Written instruction:
In the ggplot2 tutorial below, reproduce word for word the passage starting at "Getting Started" and ending at "to start with.".

Selected excerpt:
______
Getting Started

Before running this notebook, select “Session > Restart R and Clear Output” in the menu above to start a new R session. This will clear any old data sets and give us a blank slate to start with.

After starting a new session, run the following code chunk to load the libraries and data that we will be working with today.

I have set the options include=FALSE and message=FALSE to avoid cluttering the solutions with all the output from this code.

Grammar of Graphics


Data visualization is an incredibly important skill and a task that R is particularly well-designed for. We are going to learn and use the ggplot2 package for building beautiful and informative graphics. The package makes it easy to build fairly complex graphics in a way that is guided by a general theory of data visualization. The only downside is that, because it is built around a theoretical model rather than many one-off solutions for different tasks, it has a steep initial learning curve. These notes will, hopefully, make this as painless as possible.

The core idea of the grammar of graphics is that visualizations are composed of independent layers. To describe a specific layer, we need to specify several elements:

  • data: the data set from which data will be taken to construct the plot
  • geom: a description of what kinds of objects to plot (i.e., points, labels, or boxes)
  • aes: a mapping from elements of the plot to columns in our data set (i.e., the position on the x-axis or the color of our points); it stands for aesthetics

You can describe virtually any type of visualization by putting together these elements.

To show how to use the grammar of graphics, we will start by using the food data set introduced in the previous notes, with each row describing a particular item of food along with various nutritional information. The first plot we will make is a scatter plot that investigates the relationship between calories and the total fat (in grams) that are in a 100g portion of each food item. In the language of the grammar of graphics we can describe this with the following elements:

  • data: our data set is called food
  • geom: we will build a plot with a points geometry; each row of data is represented by a point
  • aes: the x-axis will be associated with calories and the y-axis with total_fat

Scatter plot example

The easiest way to understand how we specify these elements within ggplot is by seeing an example. Here is the code to specify the data, geom, and aes:

food %>%
  ggplot() +
    geom_point(aes(x = calories, y = total_fat))

In the first line we specify the data set (food), which is then piped (%>%) into the function ggplot, which instructs R to start a new plot. Next, we add (+) a layer to the plot. This layer uses a points geom (geom_point) and describes two aes values, x = calories and y = total_fat.
______
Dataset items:
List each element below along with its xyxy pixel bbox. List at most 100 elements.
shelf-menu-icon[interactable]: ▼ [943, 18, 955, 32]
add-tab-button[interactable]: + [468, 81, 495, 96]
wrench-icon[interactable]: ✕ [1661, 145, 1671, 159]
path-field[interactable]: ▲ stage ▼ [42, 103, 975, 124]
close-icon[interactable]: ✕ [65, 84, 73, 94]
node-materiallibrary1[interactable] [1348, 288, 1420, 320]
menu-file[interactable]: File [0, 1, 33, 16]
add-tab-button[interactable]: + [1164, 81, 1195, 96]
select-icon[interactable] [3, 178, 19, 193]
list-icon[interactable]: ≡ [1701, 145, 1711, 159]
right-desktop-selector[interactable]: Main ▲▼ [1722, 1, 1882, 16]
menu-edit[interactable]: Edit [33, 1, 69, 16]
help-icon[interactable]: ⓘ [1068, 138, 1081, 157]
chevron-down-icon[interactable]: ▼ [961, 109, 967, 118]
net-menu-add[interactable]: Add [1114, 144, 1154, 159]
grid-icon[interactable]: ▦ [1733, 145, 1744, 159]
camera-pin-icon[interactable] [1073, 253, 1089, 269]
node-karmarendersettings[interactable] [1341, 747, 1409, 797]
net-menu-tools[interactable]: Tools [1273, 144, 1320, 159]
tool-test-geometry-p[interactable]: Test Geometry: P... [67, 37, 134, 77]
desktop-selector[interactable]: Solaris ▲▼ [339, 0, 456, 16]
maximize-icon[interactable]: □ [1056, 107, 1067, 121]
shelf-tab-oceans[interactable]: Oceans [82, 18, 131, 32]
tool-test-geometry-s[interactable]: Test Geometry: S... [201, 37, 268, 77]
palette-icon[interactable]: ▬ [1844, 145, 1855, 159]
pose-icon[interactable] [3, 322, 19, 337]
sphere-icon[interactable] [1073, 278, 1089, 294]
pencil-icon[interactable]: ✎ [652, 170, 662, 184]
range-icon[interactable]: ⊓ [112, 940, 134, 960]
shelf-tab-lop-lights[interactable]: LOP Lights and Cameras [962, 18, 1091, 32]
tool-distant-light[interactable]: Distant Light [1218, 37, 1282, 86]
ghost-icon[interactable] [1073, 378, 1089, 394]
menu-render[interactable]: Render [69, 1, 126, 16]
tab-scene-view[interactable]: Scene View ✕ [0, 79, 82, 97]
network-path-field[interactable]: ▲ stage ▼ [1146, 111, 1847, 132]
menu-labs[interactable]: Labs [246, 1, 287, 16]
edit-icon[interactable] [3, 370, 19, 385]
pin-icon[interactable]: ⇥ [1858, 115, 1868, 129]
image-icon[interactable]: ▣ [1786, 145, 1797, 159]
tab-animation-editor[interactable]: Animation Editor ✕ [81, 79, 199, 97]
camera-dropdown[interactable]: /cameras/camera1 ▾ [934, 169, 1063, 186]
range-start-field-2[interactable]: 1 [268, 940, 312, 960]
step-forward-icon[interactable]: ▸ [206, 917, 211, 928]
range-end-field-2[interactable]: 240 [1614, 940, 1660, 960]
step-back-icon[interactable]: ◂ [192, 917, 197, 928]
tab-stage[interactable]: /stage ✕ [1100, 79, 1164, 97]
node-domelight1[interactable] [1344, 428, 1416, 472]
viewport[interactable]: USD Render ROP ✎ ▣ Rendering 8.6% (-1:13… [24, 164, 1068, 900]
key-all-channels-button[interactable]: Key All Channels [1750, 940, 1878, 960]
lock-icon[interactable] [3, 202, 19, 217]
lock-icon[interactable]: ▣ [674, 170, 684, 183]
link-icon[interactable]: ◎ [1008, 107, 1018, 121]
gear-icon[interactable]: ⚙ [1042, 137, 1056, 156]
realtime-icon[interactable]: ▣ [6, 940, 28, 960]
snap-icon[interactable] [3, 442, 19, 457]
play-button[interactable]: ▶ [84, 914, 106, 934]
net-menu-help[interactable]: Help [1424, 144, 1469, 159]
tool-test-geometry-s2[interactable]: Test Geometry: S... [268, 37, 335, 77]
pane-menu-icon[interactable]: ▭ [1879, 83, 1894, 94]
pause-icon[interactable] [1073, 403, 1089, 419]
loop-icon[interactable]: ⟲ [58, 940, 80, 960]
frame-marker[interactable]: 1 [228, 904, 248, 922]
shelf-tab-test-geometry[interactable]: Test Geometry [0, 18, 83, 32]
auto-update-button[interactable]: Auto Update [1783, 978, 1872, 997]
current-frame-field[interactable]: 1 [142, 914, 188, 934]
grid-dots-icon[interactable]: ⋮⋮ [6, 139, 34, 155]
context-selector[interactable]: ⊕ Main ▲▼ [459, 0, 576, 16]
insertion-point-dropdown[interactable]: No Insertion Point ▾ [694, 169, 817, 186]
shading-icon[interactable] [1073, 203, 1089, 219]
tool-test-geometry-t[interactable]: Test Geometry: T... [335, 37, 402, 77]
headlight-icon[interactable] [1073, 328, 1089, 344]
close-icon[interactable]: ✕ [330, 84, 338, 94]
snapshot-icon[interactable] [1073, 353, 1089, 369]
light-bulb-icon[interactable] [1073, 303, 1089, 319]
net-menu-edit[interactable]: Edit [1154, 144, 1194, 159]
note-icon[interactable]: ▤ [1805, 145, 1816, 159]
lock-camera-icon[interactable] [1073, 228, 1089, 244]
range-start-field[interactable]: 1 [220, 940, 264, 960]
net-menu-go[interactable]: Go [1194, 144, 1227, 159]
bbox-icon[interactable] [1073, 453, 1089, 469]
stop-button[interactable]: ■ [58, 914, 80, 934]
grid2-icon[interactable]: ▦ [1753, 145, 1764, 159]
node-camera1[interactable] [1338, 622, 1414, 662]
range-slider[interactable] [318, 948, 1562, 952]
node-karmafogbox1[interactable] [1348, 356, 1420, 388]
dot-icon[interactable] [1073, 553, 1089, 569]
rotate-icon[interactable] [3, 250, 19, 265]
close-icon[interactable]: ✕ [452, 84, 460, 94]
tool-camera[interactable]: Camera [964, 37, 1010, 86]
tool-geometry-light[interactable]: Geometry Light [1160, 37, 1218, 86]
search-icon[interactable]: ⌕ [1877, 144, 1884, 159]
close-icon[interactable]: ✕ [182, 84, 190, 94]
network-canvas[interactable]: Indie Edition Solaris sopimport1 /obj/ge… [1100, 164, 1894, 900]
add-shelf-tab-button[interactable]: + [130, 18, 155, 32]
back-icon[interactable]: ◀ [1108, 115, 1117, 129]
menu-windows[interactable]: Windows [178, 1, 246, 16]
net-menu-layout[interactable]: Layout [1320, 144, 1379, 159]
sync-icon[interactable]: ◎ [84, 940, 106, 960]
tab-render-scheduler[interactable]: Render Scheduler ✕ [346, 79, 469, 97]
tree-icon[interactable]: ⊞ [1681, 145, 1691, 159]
______
Answer for this exercise:
Getting Started

Before running this notebook, select “Session > Restart R and Clear Output” in the menu above to start a new R session. This will clear any old data sets and give us a blank slate to start with.